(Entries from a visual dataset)
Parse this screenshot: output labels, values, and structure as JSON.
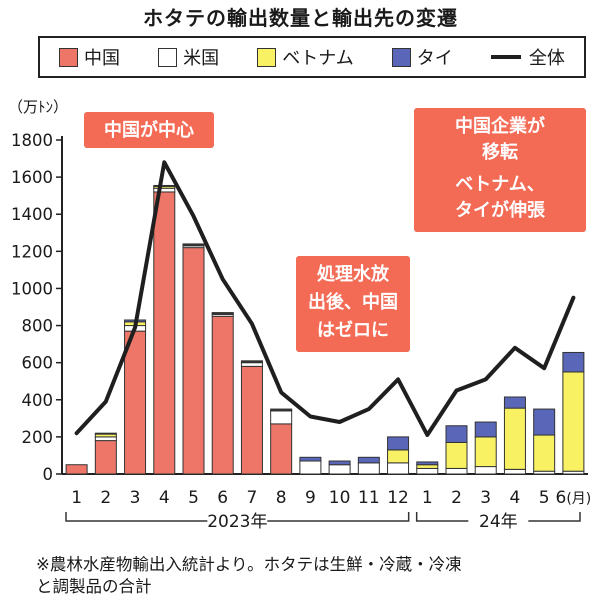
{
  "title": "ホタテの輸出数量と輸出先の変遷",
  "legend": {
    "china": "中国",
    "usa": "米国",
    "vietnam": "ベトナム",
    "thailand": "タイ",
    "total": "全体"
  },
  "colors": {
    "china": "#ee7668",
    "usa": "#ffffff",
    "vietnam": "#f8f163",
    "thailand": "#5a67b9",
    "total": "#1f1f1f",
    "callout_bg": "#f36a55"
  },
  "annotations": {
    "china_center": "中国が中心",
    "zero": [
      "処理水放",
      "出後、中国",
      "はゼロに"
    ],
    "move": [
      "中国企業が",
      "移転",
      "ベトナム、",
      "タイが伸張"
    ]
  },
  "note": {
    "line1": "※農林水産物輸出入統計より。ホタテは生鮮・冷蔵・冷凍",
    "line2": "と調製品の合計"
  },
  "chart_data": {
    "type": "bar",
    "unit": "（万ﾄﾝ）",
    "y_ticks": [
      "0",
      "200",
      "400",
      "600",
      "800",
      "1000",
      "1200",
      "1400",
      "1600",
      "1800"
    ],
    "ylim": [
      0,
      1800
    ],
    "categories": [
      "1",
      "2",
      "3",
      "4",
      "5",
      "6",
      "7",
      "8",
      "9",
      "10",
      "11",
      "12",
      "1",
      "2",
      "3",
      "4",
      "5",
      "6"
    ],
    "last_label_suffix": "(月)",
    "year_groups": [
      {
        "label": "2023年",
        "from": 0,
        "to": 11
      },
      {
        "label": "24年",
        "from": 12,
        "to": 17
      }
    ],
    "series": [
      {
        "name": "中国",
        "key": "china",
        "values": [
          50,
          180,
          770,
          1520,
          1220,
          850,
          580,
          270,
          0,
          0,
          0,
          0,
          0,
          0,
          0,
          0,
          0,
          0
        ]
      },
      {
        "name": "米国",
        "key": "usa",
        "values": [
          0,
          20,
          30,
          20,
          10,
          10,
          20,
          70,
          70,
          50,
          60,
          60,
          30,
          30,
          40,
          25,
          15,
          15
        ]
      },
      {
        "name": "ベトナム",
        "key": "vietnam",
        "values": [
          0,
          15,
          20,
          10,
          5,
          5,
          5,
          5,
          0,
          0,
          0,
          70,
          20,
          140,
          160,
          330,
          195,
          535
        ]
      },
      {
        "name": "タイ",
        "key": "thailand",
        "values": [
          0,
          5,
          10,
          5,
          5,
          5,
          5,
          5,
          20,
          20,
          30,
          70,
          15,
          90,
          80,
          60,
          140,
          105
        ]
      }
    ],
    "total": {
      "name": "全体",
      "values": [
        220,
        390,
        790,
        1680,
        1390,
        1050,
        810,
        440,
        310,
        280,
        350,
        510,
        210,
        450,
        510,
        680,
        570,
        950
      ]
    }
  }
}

### TO BE DONE:
Copy the whole of the material above exactly, but not its images.

### FINAL RESULT:
Parse this screenshot: output labels, values, and structure as JSON.
{
  "title": "ホタテの輸出数量と輸出先の変遷",
  "legend": {
    "china": "中国",
    "usa": "米国",
    "vietnam": "ベトナム",
    "thailand": "タイ",
    "total": "全体"
  },
  "colors": {
    "china": "#ee7668",
    "usa": "#ffffff",
    "vietnam": "#f8f163",
    "thailand": "#5a67b9",
    "total": "#1f1f1f",
    "callout_bg": "#f36a55"
  },
  "annotations": {
    "china_center": "中国が中心",
    "zero": [
      "処理水放",
      "出後、中国",
      "はゼロに"
    ],
    "move": [
      "中国企業が",
      "移転",
      "ベトナム、",
      "タイが伸張"
    ]
  },
  "note": {
    "line1": "※農林水産物輸出入統計より。ホタテは生鮮・冷蔵・冷凍",
    "line2": "と調製品の合計"
  },
  "chart_data": {
    "type": "bar",
    "unit": "（万ﾄﾝ）",
    "y_ticks": [
      "0",
      "200",
      "400",
      "600",
      "800",
      "1000",
      "1200",
      "1400",
      "1600",
      "1800"
    ],
    "ylim": [
      0,
      1800
    ],
    "categories": [
      "1",
      "2",
      "3",
      "4",
      "5",
      "6",
      "7",
      "8",
      "9",
      "10",
      "11",
      "12",
      "1",
      "2",
      "3",
      "4",
      "5",
      "6"
    ],
    "last_label_suffix": "(月)",
    "year_groups": [
      {
        "label": "2023年",
        "from": 0,
        "to": 11
      },
      {
        "label": "24年",
        "from": 12,
        "to": 17
      }
    ],
    "series": [
      {
        "name": "中国",
        "key": "china",
        "values": [
          50,
          180,
          770,
          1520,
          1220,
          850,
          580,
          270,
          0,
          0,
          0,
          0,
          0,
          0,
          0,
          0,
          0,
          0
        ]
      },
      {
        "name": "米国",
        "key": "usa",
        "values": [
          0,
          20,
          30,
          20,
          10,
          10,
          20,
          70,
          70,
          50,
          60,
          60,
          30,
          30,
          40,
          25,
          15,
          15
        ]
      },
      {
        "name": "ベトナム",
        "key": "vietnam",
        "values": [
          0,
          15,
          20,
          10,
          5,
          5,
          5,
          5,
          0,
          0,
          0,
          70,
          20,
          140,
          160,
          330,
          195,
          535
        ]
      },
      {
        "name": "タイ",
        "key": "thailand",
        "values": [
          0,
          5,
          10,
          5,
          5,
          5,
          5,
          5,
          20,
          20,
          30,
          70,
          15,
          90,
          80,
          60,
          140,
          105
        ]
      }
    ],
    "total": {
      "name": "全体",
      "values": [
        220,
        390,
        790,
        1680,
        1390,
        1050,
        810,
        440,
        310,
        280,
        350,
        510,
        210,
        450,
        510,
        680,
        570,
        950
      ]
    }
  }
}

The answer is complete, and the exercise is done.